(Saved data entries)
════════════════
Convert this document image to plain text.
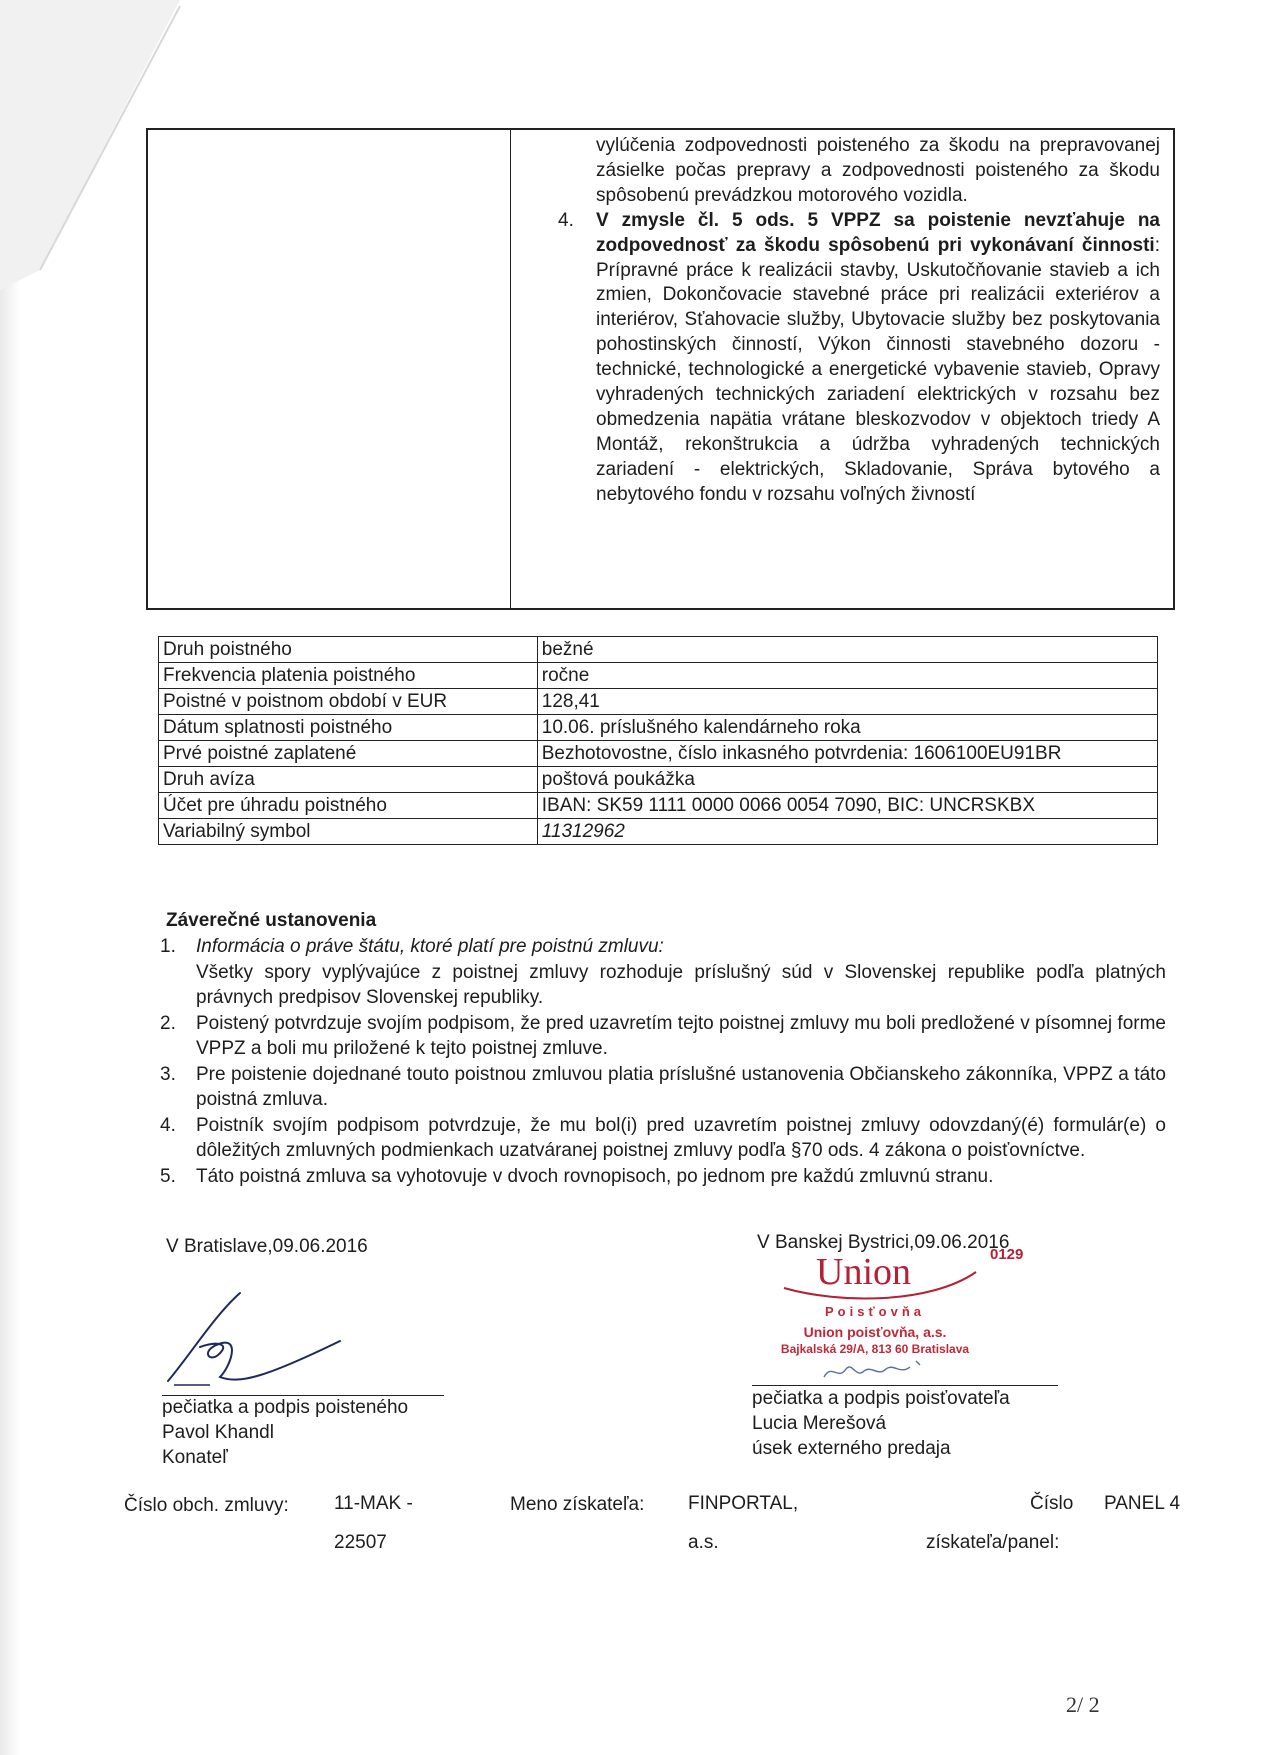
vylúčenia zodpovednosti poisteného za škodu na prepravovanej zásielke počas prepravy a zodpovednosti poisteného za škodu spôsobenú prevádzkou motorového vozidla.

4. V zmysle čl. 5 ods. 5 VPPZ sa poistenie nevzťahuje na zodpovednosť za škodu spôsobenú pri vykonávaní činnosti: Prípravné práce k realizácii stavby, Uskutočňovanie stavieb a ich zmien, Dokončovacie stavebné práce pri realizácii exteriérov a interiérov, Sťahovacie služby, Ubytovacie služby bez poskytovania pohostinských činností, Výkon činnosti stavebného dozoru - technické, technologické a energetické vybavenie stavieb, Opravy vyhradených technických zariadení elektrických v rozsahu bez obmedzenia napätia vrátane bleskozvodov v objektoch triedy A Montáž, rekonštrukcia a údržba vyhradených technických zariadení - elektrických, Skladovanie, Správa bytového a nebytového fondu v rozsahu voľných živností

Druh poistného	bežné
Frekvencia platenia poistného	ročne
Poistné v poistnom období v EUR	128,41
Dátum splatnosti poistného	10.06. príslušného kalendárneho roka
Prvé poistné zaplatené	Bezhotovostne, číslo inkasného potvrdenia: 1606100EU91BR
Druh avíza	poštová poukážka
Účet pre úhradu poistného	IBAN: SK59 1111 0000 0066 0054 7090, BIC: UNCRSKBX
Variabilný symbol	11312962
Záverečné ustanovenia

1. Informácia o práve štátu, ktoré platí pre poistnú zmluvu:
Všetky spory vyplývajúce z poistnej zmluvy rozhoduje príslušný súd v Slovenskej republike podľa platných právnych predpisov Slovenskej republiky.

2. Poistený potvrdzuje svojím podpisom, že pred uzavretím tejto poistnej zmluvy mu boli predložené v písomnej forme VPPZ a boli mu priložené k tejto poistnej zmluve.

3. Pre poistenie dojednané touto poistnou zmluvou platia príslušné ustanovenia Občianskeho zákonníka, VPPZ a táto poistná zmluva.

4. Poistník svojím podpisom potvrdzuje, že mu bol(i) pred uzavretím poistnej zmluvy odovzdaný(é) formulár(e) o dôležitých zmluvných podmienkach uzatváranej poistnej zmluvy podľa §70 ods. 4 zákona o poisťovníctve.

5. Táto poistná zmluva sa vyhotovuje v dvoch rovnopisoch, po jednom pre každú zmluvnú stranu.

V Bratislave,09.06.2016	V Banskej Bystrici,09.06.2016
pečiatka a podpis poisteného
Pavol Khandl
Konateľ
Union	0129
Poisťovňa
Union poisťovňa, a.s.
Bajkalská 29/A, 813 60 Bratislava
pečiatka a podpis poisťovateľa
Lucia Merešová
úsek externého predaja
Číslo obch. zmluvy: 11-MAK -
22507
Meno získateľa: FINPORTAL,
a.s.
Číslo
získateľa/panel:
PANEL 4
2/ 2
════════════════
Your objective:
Go through the entries above and copy every line containing "podpisom".

Expected answer:
2. Poistený potvrdzuje svojím podpisom, že pred uzavretím tejto poistnej zmluvy mu boli predložené v písomnej forme VPPZ a boli mu priložené k tejto poistnej zmluve.
4. Poistník svojím podpisom potvrdzuje, že mu bol(i) pred uzavretím poistnej zmluvy odovzdaný(é) formulár(e) o dôležitých zmluvných podmienkach uzatváranej poistnej zmluvy podľa §70 ods. 4 zákona o poisťovníctve.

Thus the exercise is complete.